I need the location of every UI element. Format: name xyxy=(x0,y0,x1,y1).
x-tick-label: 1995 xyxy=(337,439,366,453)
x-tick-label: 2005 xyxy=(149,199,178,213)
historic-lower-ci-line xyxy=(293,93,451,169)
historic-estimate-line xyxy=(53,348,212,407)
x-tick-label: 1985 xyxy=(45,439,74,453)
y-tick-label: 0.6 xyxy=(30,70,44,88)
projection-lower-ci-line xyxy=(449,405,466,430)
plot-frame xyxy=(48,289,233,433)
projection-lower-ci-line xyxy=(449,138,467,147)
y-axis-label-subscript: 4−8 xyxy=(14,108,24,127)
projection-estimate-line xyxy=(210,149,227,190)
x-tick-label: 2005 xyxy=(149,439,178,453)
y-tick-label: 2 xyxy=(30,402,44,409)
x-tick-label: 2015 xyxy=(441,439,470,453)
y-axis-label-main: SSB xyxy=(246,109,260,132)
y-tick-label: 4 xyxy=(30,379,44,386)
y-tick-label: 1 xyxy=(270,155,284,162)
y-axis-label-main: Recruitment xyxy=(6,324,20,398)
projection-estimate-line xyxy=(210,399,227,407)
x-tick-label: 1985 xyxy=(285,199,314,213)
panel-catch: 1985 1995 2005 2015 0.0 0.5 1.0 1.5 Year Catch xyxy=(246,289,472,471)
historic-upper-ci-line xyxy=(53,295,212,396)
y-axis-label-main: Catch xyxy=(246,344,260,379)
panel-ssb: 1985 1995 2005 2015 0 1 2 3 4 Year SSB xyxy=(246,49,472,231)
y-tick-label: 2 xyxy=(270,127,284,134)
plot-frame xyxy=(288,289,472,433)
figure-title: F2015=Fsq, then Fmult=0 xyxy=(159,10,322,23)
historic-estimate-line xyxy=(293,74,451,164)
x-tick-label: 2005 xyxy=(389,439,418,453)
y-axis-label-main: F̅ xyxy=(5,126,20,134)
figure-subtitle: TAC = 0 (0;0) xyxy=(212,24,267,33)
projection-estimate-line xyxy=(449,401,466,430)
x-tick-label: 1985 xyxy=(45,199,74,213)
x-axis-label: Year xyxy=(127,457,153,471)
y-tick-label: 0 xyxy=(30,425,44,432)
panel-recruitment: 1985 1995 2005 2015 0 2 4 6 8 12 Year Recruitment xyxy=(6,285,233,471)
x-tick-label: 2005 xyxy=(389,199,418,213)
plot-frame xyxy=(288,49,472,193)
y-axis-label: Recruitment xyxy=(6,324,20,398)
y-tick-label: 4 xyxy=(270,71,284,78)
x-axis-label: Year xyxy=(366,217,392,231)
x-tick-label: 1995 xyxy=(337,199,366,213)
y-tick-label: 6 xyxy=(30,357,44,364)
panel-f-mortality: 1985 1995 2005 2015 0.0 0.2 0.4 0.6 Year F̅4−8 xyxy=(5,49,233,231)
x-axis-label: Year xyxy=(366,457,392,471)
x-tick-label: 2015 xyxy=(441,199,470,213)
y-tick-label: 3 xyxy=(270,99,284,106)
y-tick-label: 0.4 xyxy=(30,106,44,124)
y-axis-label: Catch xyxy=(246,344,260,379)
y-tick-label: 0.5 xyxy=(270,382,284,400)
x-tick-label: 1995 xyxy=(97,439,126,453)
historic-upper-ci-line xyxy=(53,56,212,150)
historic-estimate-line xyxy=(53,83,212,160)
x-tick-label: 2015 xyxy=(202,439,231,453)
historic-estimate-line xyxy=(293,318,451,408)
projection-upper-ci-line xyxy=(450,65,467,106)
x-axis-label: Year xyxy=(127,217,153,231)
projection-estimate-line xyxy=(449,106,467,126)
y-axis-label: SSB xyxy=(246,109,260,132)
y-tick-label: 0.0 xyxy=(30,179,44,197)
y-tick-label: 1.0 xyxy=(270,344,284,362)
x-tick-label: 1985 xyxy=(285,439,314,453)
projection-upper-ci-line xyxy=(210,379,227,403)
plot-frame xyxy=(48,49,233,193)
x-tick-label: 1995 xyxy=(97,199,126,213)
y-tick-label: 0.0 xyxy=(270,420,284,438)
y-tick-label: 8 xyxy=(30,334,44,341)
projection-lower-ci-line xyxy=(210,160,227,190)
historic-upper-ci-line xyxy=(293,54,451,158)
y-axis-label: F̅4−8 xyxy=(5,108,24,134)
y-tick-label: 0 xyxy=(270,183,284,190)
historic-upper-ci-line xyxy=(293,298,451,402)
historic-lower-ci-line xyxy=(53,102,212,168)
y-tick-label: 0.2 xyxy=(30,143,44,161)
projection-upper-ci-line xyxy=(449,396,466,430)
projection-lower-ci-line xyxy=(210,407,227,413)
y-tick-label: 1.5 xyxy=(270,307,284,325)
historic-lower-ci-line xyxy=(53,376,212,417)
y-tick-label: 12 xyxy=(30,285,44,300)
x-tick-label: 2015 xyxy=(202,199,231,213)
━━━━━━━━━━
TASK PROMPT:
Copy every line of the material above, word for word and unchanged.

REPLY:
I need the location of every UI element. Format: name xyxy=(x0,y0,x1,y1).
x-tick-label: 1995 xyxy=(337,439,366,453)
x-tick-label: 2005 xyxy=(149,199,178,213)
historic-lower-ci-line xyxy=(293,93,451,169)
historic-estimate-line xyxy=(53,348,212,407)
x-tick-label: 1985 xyxy=(45,439,74,453)
y-tick-label: 0.6 xyxy=(30,70,44,88)
projection-lower-ci-line xyxy=(449,405,466,430)
plot-frame xyxy=(48,289,233,433)
projection-lower-ci-line xyxy=(449,138,467,147)
y-axis-label-subscript: 4−8 xyxy=(14,108,24,127)
projection-estimate-line xyxy=(210,149,227,190)
x-tick-label: 2005 xyxy=(149,439,178,453)
y-tick-label: 2 xyxy=(30,402,44,409)
x-tick-label: 2015 xyxy=(441,439,470,453)
y-axis-label-main: SSB xyxy=(246,109,260,132)
y-tick-label: 4 xyxy=(30,379,44,386)
y-tick-label: 1 xyxy=(270,155,284,162)
y-axis-label-main: Recruitment xyxy=(6,324,20,398)
projection-estimate-line xyxy=(210,399,227,407)
x-tick-label: 1985 xyxy=(285,199,314,213)
panel-catch: 1985 1995 2005 2015 0.0 0.5 1.0 1.5 Year Catch xyxy=(246,289,472,471)
historic-upper-ci-line xyxy=(53,295,212,396)
y-axis-label-main: Catch xyxy=(246,344,260,379)
panel-ssb: 1985 1995 2005 2015 0 1 2 3 4 Year SSB xyxy=(246,49,472,231)
y-tick-label: 2 xyxy=(270,127,284,134)
plot-frame xyxy=(288,289,472,433)
figure-title: F2015=Fsq, then Fmult=0 xyxy=(159,10,322,23)
historic-estimate-line xyxy=(293,74,451,164)
x-tick-label: 2005 xyxy=(389,439,418,453)
y-axis-label-main: F̅ xyxy=(5,126,20,134)
figure-subtitle: TAC = 0 (0;0) xyxy=(212,24,267,33)
projection-estimate-line xyxy=(449,401,466,430)
x-tick-label: 1985 xyxy=(45,199,74,213)
x-axis-label: Year xyxy=(127,457,153,471)
y-tick-label: 0 xyxy=(30,425,44,432)
panel-recruitment: 1985 1995 2005 2015 0 2 4 6 8 12 Year Recruitment xyxy=(6,285,233,471)
x-tick-label: 2005 xyxy=(389,199,418,213)
plot-frame xyxy=(288,49,472,193)
y-axis-label: Recruitment xyxy=(6,324,20,398)
y-tick-label: 4 xyxy=(270,71,284,78)
x-axis-label: Year xyxy=(366,217,392,231)
x-tick-label: 1995 xyxy=(337,199,366,213)
y-tick-label: 6 xyxy=(30,357,44,364)
panel-f-mortality: 1985 1995 2005 2015 0.0 0.2 0.4 0.6 Year F̅4−8 xyxy=(5,49,233,231)
x-axis-label: Year xyxy=(366,457,392,471)
x-tick-label: 2015 xyxy=(441,199,470,213)
y-tick-label: 3 xyxy=(270,99,284,106)
y-tick-label: 0.4 xyxy=(30,106,44,124)
y-axis-label: Catch xyxy=(246,344,260,379)
y-tick-label: 0.5 xyxy=(270,382,284,400)
x-tick-label: 1995 xyxy=(97,439,126,453)
historic-upper-ci-line xyxy=(53,56,212,150)
historic-estimate-line xyxy=(53,83,212,160)
x-tick-label: 2015 xyxy=(202,439,231,453)
historic-estimate-line xyxy=(293,318,451,408)
projection-upper-ci-line xyxy=(450,65,467,106)
x-axis-label: Year xyxy=(127,217,153,231)
projection-estimate-line xyxy=(449,106,467,126)
y-axis-label: SSB xyxy=(246,109,260,132)
y-tick-label: 0.0 xyxy=(30,179,44,197)
y-tick-label: 1.0 xyxy=(270,344,284,362)
x-tick-label: 1985 xyxy=(285,439,314,453)
projection-upper-ci-line xyxy=(210,379,227,403)
plot-frame xyxy=(48,49,233,193)
x-tick-label: 1995 xyxy=(97,199,126,213)
y-tick-label: 0.0 xyxy=(270,420,284,438)
y-tick-label: 8 xyxy=(30,334,44,341)
projection-lower-ci-line xyxy=(210,160,227,190)
historic-upper-ci-line xyxy=(293,54,451,158)
y-axis-label: F̅4−8 xyxy=(5,108,24,134)
y-tick-label: 0 xyxy=(270,183,284,190)
historic-upper-ci-line xyxy=(293,298,451,402)
historic-lower-ci-line xyxy=(53,102,212,168)
y-tick-label: 0.2 xyxy=(30,143,44,161)
projection-upper-ci-line xyxy=(449,396,466,430)
projection-lower-ci-line xyxy=(210,407,227,413)
y-tick-label: 1.5 xyxy=(270,307,284,325)
historic-lower-ci-line xyxy=(53,376,212,417)
y-tick-label: 12 xyxy=(30,285,44,300)
x-tick-label: 2015 xyxy=(202,199,231,213)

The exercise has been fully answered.